AVAILABLE DATA
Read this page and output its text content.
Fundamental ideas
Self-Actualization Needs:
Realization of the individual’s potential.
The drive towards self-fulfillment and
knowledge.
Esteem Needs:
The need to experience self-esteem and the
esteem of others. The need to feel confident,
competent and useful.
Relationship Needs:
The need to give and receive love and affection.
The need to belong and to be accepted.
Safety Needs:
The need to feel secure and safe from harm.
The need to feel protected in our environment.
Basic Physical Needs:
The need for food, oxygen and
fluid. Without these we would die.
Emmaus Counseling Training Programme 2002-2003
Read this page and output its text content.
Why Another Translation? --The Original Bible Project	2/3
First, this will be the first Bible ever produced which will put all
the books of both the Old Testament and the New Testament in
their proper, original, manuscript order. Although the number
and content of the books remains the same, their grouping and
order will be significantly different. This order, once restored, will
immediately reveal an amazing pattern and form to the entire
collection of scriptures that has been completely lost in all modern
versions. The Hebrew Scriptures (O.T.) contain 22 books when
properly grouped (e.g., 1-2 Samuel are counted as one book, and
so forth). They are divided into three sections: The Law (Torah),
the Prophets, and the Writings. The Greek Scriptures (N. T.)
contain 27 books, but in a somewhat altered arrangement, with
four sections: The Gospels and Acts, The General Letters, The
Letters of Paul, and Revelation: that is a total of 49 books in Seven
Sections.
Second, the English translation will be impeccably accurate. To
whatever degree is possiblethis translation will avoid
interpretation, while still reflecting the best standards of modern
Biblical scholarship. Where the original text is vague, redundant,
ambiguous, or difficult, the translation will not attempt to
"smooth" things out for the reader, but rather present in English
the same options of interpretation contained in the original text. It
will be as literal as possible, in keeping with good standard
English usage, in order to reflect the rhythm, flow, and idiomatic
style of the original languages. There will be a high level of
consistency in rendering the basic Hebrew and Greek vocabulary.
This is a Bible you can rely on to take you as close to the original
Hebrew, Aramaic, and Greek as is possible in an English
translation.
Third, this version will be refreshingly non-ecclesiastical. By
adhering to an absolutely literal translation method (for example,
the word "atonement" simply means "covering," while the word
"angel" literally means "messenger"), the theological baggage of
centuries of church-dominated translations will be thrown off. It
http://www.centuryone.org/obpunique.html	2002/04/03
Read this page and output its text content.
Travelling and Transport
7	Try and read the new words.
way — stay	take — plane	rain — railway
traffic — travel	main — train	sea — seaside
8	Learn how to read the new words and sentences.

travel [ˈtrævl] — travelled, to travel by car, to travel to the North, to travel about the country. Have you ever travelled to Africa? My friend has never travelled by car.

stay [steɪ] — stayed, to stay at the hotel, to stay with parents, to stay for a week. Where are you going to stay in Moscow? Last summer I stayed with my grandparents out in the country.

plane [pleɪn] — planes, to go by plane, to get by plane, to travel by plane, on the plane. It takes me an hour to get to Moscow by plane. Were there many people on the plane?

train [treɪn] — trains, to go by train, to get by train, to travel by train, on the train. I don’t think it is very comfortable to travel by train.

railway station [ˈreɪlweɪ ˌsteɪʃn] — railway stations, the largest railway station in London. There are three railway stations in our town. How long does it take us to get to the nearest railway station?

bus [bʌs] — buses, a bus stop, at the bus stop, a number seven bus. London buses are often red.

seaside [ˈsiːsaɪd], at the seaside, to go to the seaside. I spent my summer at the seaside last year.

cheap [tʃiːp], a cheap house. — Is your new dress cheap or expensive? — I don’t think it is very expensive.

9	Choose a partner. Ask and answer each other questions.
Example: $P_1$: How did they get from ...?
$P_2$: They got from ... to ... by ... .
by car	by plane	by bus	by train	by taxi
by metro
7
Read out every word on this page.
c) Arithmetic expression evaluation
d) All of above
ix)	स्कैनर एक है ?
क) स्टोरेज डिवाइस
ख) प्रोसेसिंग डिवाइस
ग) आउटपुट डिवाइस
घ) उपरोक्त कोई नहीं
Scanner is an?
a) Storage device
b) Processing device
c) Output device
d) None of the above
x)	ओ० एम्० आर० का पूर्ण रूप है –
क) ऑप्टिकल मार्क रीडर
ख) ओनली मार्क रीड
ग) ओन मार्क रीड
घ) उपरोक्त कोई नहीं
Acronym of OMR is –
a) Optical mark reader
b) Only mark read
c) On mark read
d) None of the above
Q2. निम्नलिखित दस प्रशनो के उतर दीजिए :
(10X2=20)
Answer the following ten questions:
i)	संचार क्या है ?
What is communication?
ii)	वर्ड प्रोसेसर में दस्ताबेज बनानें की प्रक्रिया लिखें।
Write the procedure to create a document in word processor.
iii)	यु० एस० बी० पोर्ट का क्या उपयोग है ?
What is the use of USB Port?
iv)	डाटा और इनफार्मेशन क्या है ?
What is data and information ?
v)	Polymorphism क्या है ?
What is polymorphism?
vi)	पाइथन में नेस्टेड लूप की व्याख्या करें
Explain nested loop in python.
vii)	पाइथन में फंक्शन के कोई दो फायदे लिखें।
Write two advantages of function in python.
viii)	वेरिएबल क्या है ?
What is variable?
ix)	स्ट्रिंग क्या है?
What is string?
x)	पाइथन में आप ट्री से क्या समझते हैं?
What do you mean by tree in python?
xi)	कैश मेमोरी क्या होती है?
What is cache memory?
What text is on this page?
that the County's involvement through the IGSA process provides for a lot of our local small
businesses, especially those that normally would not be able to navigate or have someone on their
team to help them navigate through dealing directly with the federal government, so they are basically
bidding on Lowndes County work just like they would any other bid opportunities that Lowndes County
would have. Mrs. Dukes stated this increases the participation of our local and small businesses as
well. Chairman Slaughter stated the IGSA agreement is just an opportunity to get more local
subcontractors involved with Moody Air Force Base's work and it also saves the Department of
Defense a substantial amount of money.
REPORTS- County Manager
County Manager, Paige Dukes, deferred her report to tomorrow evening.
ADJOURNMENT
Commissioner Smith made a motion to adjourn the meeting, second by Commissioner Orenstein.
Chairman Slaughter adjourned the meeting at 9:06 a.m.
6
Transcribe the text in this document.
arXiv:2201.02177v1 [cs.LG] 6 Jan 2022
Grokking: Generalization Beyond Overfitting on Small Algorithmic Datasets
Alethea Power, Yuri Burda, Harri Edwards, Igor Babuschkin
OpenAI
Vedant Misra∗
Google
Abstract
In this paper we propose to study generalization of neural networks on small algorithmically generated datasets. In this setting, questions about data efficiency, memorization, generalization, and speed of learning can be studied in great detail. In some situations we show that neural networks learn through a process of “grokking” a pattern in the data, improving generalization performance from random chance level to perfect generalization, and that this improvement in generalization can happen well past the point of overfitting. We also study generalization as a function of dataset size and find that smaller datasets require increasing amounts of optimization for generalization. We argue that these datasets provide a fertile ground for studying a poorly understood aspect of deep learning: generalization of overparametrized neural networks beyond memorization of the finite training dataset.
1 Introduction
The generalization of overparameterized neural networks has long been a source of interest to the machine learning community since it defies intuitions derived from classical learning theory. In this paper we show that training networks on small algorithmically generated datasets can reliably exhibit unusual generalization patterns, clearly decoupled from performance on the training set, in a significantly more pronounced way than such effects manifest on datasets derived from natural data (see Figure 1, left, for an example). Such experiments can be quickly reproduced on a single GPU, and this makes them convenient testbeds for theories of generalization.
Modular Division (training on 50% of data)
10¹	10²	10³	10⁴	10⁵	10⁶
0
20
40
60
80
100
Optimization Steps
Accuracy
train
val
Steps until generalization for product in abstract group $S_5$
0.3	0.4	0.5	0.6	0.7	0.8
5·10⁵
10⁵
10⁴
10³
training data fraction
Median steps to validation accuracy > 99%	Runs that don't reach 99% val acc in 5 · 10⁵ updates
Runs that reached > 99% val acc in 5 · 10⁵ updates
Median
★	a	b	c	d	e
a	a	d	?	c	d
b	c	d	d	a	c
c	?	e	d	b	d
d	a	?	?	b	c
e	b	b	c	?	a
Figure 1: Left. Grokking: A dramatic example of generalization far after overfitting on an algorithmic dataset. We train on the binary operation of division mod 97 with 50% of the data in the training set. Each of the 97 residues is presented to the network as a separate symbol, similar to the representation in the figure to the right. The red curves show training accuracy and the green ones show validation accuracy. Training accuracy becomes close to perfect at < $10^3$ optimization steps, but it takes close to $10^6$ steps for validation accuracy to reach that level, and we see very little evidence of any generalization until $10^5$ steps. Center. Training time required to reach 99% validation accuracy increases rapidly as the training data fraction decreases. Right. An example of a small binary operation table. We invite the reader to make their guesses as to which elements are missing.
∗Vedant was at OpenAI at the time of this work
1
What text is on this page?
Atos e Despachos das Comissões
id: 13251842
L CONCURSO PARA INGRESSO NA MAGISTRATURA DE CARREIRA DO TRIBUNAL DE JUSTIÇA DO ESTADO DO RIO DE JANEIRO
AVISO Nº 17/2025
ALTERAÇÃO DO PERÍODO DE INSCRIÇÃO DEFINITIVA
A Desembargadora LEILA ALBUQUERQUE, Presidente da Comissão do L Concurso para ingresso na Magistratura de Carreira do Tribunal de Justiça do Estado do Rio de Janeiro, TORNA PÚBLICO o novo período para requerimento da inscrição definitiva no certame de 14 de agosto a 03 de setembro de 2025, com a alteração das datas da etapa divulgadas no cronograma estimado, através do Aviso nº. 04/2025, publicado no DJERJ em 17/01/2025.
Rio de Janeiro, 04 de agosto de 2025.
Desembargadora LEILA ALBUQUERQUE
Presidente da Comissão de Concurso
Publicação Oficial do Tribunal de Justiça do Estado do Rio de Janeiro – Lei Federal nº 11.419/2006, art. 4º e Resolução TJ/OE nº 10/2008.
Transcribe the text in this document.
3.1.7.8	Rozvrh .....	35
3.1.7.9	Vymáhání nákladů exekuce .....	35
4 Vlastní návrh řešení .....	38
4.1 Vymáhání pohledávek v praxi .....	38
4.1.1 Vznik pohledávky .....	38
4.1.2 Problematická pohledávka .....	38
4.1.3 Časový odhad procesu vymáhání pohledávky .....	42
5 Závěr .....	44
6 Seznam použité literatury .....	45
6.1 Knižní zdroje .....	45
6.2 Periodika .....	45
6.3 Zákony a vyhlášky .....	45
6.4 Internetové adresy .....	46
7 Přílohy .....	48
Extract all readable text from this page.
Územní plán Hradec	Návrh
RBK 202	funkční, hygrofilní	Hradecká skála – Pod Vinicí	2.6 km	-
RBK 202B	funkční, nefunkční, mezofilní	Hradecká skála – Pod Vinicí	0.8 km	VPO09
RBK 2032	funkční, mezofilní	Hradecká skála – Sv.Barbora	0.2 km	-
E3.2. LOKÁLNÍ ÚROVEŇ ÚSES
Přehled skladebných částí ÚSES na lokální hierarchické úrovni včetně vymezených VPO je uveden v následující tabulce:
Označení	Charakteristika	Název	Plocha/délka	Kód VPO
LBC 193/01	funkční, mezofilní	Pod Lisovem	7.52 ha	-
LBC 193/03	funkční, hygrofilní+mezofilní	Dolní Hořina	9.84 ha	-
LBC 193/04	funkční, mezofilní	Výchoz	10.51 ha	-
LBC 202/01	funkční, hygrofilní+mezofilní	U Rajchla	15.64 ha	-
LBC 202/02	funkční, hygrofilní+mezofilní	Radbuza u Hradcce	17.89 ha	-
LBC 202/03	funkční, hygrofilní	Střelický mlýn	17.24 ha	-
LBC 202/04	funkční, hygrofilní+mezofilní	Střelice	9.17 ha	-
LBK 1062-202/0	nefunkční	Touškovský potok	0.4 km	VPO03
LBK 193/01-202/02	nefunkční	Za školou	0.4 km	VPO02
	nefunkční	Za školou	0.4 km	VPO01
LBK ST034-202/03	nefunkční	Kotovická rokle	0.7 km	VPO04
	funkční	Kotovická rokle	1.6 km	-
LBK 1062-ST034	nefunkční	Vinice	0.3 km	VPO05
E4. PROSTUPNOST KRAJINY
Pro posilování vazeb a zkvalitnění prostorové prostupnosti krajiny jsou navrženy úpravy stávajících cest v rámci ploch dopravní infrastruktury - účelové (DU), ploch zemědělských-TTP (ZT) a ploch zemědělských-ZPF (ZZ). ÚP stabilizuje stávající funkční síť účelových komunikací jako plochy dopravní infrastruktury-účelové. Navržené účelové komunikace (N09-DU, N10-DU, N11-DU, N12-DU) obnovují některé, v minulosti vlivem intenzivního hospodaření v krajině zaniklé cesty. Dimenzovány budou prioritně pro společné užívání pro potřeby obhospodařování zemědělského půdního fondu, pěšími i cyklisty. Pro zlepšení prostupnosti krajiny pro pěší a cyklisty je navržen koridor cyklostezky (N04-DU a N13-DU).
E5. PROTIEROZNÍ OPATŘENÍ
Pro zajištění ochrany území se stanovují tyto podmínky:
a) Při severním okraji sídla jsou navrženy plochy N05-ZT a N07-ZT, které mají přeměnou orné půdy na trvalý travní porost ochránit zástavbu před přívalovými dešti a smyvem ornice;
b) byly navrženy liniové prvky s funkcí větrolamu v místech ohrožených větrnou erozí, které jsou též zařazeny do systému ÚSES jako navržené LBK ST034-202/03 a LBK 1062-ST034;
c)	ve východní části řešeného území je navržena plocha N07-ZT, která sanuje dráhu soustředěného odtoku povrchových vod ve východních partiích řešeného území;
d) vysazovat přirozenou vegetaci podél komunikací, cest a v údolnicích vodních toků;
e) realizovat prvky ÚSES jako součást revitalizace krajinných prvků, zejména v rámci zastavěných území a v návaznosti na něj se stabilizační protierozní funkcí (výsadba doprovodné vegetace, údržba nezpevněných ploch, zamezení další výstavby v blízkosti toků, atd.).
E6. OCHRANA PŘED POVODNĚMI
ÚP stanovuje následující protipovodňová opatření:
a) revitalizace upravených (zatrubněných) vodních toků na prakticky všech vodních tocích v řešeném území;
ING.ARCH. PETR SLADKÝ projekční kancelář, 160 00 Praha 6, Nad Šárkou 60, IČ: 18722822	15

TASK TO CARRY OUT
All lines of the data above that include the word "been" must be shown.

RESULT
collection of scriptures that has been completely lost in all modern
The generalization of overparameterized neural networks has long been a source of interest to the machine learning community since it defies intuitions derived from classical learning theory. In this paper we show that training networks on small algorithmically generated datasets can reliably exhibit unusual generalization patterns, clearly decoupled from performance on the training set, in a significantly more pronounced way than such effects manifest on datasets derived from natural data (see Figure 1, left, for an example). Such experiments can be quickly reproduced on a single GPU, and this makes them convenient testbeds for theories of generalization.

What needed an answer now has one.